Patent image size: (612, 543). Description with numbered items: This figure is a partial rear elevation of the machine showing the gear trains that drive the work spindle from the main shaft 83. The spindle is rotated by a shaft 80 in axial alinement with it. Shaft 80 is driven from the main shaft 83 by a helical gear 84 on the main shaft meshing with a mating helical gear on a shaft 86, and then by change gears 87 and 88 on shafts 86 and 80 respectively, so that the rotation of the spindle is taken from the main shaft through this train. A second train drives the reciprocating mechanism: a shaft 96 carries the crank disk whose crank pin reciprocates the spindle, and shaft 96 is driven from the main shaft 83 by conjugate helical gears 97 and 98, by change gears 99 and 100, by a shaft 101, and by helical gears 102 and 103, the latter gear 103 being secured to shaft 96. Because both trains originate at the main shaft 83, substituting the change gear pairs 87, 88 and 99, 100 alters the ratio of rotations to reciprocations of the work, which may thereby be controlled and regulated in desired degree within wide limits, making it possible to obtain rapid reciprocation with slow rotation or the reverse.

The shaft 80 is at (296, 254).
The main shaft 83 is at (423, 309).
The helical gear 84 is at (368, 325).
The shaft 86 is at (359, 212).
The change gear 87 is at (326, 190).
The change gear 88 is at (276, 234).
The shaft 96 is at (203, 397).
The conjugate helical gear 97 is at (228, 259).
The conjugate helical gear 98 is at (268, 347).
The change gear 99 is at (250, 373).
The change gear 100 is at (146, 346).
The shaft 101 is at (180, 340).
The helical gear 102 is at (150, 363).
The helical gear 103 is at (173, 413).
####
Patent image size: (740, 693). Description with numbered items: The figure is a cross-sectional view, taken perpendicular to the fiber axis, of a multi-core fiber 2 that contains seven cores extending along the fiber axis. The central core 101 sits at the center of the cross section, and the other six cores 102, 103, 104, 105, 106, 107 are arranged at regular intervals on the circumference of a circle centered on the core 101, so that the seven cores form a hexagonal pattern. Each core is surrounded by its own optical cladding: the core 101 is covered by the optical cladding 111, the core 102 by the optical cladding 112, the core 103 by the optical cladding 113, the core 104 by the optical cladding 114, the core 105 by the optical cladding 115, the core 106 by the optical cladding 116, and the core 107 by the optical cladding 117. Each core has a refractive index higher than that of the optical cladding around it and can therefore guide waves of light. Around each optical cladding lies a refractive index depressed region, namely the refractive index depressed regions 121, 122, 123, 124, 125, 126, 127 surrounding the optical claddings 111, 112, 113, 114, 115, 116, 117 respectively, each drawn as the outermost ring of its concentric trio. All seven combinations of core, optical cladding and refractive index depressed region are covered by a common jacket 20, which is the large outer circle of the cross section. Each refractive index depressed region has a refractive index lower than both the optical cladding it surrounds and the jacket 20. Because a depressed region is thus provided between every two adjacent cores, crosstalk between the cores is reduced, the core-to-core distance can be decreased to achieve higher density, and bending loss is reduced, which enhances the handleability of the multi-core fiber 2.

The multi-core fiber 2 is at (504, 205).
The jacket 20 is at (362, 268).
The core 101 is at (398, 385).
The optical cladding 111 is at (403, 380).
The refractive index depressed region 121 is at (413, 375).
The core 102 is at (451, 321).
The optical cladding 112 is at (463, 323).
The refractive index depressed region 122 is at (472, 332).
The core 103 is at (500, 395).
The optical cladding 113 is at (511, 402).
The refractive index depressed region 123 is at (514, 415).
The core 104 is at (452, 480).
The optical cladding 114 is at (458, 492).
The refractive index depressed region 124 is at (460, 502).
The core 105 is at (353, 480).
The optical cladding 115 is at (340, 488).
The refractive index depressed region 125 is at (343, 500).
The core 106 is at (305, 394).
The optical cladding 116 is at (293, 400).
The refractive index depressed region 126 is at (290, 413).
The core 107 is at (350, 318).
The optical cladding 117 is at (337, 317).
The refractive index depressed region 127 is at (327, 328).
####
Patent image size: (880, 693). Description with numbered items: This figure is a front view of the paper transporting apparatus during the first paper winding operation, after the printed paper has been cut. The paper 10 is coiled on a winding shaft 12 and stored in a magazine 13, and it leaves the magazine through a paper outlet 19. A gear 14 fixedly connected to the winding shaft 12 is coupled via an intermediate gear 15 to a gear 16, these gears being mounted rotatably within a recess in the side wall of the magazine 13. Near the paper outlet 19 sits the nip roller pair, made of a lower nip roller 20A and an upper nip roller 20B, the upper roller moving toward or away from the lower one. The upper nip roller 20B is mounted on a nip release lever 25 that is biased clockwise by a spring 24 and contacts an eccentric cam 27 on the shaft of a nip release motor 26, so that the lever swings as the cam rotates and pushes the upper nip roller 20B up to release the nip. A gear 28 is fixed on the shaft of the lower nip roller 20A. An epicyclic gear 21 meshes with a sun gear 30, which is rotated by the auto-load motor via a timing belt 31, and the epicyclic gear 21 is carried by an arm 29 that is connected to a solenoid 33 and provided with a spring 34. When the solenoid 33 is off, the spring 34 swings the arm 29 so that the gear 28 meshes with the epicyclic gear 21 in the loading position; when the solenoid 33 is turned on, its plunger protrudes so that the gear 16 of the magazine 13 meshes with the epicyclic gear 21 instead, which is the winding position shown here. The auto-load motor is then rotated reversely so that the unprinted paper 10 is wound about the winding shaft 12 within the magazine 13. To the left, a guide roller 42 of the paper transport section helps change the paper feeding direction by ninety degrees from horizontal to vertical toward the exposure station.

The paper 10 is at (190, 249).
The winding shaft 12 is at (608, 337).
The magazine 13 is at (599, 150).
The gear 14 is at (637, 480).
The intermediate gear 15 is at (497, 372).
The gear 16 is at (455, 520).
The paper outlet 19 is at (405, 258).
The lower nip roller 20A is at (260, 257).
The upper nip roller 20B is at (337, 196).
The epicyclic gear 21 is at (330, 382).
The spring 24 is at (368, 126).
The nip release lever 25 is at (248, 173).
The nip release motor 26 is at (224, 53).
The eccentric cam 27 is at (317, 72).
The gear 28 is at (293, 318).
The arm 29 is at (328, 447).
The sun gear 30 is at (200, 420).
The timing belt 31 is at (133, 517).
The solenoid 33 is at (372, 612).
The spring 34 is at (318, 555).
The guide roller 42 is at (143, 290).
####
§ **TO BE DONE**:
Switch "rear elevation" to "front elevation" in the part that opens with the line containing "Patent image size: (612, 543)." and closes with the line containing "The helical gear 103 is at (173, 413).", and give back only those lines with nothing else altered.

§ **TASK RESPONSE**:
Patent image size: (612, 543). Description with numbered items: This figure is a partial front elevation of the machine showing the gear trains that drive the work spindle from the main shaft 83. The spindle is rotated by a shaft 80 in axial alinement with it. Shaft 80 is driven from the main shaft 83 by a helical gear 84 on the main shaft meshing with a mating helical gear on a shaft 86, and then by change gears 87 and 88 on shafts 86 and 80 respectively, so that the rotation of the spindle is taken from the main shaft through this train. A second train drives the reciprocating mechanism: a shaft 96 carries the crank disk whose crank pin reciprocates the spindle, and shaft 96 is driven from the main shaft 83 by conjugate helical gears 97 and 98, by change gears 99 and 100, by a shaft 101, and by helical gears 102 and 103, the latter gear 103 being secured to shaft 96. Because both trains originate at the main shaft 83, substituting the change gear pairs 87, 88 and 99, 100 alters the ratio of rotations to reciprocations of the work, which may thereby be controlled and regulated in desired degree within wide limits, making it possible to obtain rapid reciprocation with slow rotation or the reverse.

The shaft 80 is at (296, 254).
The main shaft 83 is at (423, 309).
The helical gear 84 is at (368, 325).
The shaft 86 is at (359, 212).
The change gear 87 is at (326, 190).
The change gear 88 is at (276, 234).
The shaft 96 is at (203, 397).
The conjugate helical gear 97 is at (228, 259).
The conjugate helical gear 98 is at (268, 347).
The change gear 99 is at (250, 373).
The change gear 100 is at (146, 346).
The shaft 101 is at (180, 340).
The helical gear 102 is at (150, 363).
The helical gear 103 is at (173, 413).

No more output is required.